====== Data entries
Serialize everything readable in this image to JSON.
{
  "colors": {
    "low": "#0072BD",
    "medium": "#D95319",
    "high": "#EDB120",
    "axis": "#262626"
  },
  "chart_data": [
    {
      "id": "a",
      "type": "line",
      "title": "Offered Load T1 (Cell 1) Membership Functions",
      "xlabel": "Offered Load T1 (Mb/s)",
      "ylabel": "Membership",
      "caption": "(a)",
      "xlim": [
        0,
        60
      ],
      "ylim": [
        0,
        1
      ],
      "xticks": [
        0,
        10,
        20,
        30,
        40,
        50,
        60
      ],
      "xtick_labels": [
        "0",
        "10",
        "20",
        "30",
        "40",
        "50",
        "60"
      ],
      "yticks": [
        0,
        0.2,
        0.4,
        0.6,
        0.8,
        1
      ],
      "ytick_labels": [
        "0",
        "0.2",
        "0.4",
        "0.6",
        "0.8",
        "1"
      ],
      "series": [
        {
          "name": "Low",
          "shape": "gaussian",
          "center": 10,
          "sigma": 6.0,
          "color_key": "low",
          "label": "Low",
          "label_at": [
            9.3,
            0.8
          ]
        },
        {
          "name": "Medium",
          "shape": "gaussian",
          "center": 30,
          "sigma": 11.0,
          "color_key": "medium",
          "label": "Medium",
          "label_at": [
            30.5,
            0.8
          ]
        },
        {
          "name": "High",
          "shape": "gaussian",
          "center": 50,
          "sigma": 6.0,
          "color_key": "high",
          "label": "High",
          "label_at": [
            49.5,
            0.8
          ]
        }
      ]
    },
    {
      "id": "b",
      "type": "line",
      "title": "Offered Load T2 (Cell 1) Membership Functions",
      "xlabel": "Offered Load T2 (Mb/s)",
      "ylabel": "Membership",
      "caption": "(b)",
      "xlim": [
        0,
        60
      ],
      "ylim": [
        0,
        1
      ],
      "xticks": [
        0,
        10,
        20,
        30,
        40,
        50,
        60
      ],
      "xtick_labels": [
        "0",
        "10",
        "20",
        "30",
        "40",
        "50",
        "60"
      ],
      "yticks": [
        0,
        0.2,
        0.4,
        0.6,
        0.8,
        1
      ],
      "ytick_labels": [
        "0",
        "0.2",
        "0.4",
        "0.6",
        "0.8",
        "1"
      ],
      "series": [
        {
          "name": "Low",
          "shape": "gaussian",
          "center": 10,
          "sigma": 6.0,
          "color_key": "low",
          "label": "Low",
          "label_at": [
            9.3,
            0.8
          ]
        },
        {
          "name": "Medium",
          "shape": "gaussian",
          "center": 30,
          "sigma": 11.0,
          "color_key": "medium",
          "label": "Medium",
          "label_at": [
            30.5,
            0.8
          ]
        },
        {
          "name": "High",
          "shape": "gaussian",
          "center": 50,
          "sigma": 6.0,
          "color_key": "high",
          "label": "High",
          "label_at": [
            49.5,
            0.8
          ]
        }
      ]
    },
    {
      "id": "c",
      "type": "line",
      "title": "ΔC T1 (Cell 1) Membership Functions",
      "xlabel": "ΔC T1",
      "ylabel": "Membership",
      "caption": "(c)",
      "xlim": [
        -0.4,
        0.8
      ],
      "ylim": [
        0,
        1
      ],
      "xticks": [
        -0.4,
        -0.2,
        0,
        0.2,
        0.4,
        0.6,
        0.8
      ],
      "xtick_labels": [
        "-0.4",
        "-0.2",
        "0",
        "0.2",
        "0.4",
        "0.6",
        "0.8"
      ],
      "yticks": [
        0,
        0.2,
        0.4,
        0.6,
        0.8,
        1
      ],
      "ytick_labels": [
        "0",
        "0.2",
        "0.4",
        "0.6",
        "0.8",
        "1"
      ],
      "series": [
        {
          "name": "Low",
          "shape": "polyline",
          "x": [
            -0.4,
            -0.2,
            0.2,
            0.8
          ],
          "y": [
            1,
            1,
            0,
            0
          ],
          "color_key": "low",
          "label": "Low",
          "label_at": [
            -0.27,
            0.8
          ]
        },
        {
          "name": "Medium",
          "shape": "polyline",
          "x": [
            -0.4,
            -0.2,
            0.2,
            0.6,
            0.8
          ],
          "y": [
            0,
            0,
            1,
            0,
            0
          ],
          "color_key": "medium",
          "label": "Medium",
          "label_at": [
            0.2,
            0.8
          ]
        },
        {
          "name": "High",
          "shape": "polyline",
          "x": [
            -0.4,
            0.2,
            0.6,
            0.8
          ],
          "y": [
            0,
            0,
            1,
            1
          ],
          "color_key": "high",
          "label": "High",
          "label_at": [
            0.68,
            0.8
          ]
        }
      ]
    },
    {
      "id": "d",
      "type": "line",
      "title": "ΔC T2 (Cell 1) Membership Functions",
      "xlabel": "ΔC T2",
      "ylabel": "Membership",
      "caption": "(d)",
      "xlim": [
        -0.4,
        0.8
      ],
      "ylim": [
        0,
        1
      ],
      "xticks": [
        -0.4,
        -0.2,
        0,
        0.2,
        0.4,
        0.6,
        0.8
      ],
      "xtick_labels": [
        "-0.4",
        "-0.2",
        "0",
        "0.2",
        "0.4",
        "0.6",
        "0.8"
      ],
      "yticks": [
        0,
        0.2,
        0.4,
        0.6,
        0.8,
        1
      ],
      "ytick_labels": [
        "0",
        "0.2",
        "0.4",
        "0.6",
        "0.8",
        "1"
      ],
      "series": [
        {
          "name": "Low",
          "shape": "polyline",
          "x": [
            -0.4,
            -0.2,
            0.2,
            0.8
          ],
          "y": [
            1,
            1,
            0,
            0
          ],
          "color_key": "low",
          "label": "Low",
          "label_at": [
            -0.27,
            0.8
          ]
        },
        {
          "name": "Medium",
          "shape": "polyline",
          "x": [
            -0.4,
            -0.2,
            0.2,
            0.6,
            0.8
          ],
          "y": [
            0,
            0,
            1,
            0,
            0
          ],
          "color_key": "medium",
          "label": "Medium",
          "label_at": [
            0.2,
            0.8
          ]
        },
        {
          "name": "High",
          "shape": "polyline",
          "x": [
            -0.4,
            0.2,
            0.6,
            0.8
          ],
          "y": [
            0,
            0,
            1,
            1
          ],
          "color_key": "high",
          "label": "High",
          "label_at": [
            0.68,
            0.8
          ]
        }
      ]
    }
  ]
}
============
_Task instructions:_
Go through the listing and print each line exactly as it appears.

_Right answer:_
Serialize everything readable in this image to JSON.
{
  "colors": {
    "low": "#0072BD",
    "medium": "#D95319",
    "high": "#EDB120",
    "axis": "#262626"
  },
  "chart_data": [
    {
      "id": "a",
      "type": "line",
      "title": "Offered Load T1 (Cell 1) Membership Functions",
      "xlabel": "Offered Load T1 (Mb/s)",
      "ylabel": "Membership",
      "caption": "(a)",
      "xlim": [
        0,
        60
      ],
      "ylim": [
        0,
        1
      ],
      "xticks": [
        0,
        10,
        20,
        30,
        40,
        50,
        60
      ],
      "xtick_labels": [
        "0",
        "10",
        "20",
        "30",
        "40",
        "50",
        "60"
      ],
      "yticks": [
        0,
        0.2,
        0.4,
        0.6,
        0.8,
        1
      ],
      "ytick_labels": [
        "0",
        "0.2",
        "0.4",
        "0.6",
        "0.8",
        "1"
      ],
      "series": [
        {
          "name": "Low",
          "shape": "gaussian",
          "center": 10,
          "sigma": 6.0,
          "color_key": "low",
          "label": "Low",
          "label_at": [
            9.3,
            0.8
          ]
        },
        {
          "name": "Medium",
          "shape": "gaussian",
          "center": 30,
          "sigma": 11.0,
          "color_key": "medium",
          "label": "Medium",
          "label_at": [
            30.5,
            0.8
          ]
        },
        {
          "name": "High",
          "shape": "gaussian",
          "center": 50,
          "sigma": 6.0,
          "color_key": "high",
          "label": "High",
          "label_at": [
            49.5,
            0.8
          ]
        }
      ]
    },
    {
      "id": "b",
      "type": "line",
      "title": "Offered Load T2 (Cell 1) Membership Functions",
      "xlabel": "Offered Load T2 (Mb/s)",
      "ylabel": "Membership",
      "caption": "(b)",
      "xlim": [
        0,
        60
      ],
      "ylim": [
        0,
        1
      ],
      "xticks": [
        0,
        10,
        20,
        30,
        40,
        50,
        60
      ],
      "xtick_labels": [
        "0",
        "10",
        "20",
        "30",
        "40",
        "50",
        "60"
      ],
      "yticks": [
        0,
        0.2,
        0.4,
        0.6,
        0.8,
        1
      ],
      "ytick_labels": [
        "0",
        "0.2",
        "0.4",
        "0.6",
        "0.8",
        "1"
      ],
      "series": [
        {
          "name": "Low",
          "shape": "gaussian",
          "center": 10,
          "sigma": 6.0,
          "color_key": "low",
          "label": "Low",
          "label_at": [
            9.3,
            0.8
          ]
        },
        {
          "name": "Medium",
          "shape": "gaussian",
          "center": 30,
          "sigma": 11.0,
          "color_key": "medium",
          "label": "Medium",
          "label_at": [
            30.5,
            0.8
          ]
        },
        {
          "name": "High",
          "shape": "gaussian",
          "center": 50,
          "sigma": 6.0,
          "color_key": "high",
          "label": "High",
          "label_at": [
            49.5,
            0.8
          ]
        }
      ]
    },
    {
      "id": "c",
      "type": "line",
      "title": "ΔC T1 (Cell 1) Membership Functions",
      "xlabel": "ΔC T1",
      "ylabel": "Membership",
      "caption": "(c)",
      "xlim": [
        -0.4,
        0.8
      ],
      "ylim": [
        0,
        1
      ],
      "xticks": [
        -0.4,
        -0.2,
        0,
        0.2,
        0.4,
        0.6,
        0.8
      ],
      "xtick_labels": [
        "-0.4",
        "-0.2",
        "0",
        "0.2",
        "0.4",
        "0.6",
        "0.8"
      ],
      "yticks": [
        0,
        0.2,
        0.4,
        0.6,
        0.8,
        1
      ],
      "ytick_labels": [
        "0",
        "0.2",
        "0.4",
        "0.6",
        "0.8",
        "1"
      ],
      "series": [
        {
          "name": "Low",
          "shape": "polyline",
          "x": [
            -0.4,
            -0.2,
            0.2,
            0.8
          ],
          "y": [
            1,
            1,
            0,
            0
          ],
          "color_key": "low",
          "label": "Low",
          "label_at": [
            -0.27,
            0.8
          ]
        },
        {
          "name": "Medium",
          "shape": "polyline",
          "x": [
            -0.4,
            -0.2,
            0.2,
            0.6,
            0.8
          ],
          "y": [
            0,
            0,
            1,
            0,
            0
          ],
          "color_key": "medium",
          "label": "Medium",
          "label_at": [
            0.2,
            0.8
          ]
        },
        {
          "name": "High",
          "shape": "polyline",
          "x": [
            -0.4,
            0.2,
            0.6,
            0.8
          ],
          "y": [
            0,
            0,
            1,
            1
          ],
          "color_key": "high",
          "label": "High",
          "label_at": [
            0.68,
            0.8
          ]
        }
      ]
    },
    {
      "id": "d",
      "type": "line",
      "title": "ΔC T2 (Cell 1) Membership Functions",
      "xlabel": "ΔC T2",
      "ylabel": "Membership",
      "caption": "(d)",
      "xlim": [
        -0.4,
        0.8
      ],
      "ylim": [
        0,
        1
      ],
      "xticks": [
        -0.4,
        -0.2,
        0,
        0.2,
        0.4,
        0.6,
        0.8
      ],
      "xtick_labels": [
        "-0.4",
        "-0.2",
        "0",
        "0.2",
        "0.4",
        "0.6",
        "0.8"
      ],
      "yticks": [
        0,
        0.2,
        0.4,
        0.6,
        0.8,
        1
      ],
      "ytick_labels": [
        "0",
        "0.2",
        "0.4",
        "0.6",
        "0.8",
        "1"
      ],
      "series": [
        {
          "name": "Low",
          "shape": "polyline",
          "x": [
            -0.4,
            -0.2,
            0.2,
            0.8
          ],
          "y": [
            1,
            1,
            0,
            0
          ],
          "color_key": "low",
          "label": "Low",
          "label_at": [
            -0.27,
            0.8
          ]
        },
        {
          "name": "Medium",
          "shape": "polyline",
          "x": [
            -0.4,
            -0.2,
            0.2,
            0.6,
            0.8
          ],
          "y": [
            0,
            0,
            1,
            0,
            0
          ],
          "color_key": "medium",
          "label": "Medium",
          "label_at": [
            0.2,
            0.8
          ]
        },
        {
          "name": "High",
          "shape": "polyline",
          "x": [
            -0.4,
            0.2,
            0.6,
            0.8
          ],
          "y": [
            0,
            0,
            1,
            1
          ],
          "color_key": "high",
          "label": "High",
          "label_at": [
            0.68,
            0.8
          ]
        }
      ]
    }
  ]
}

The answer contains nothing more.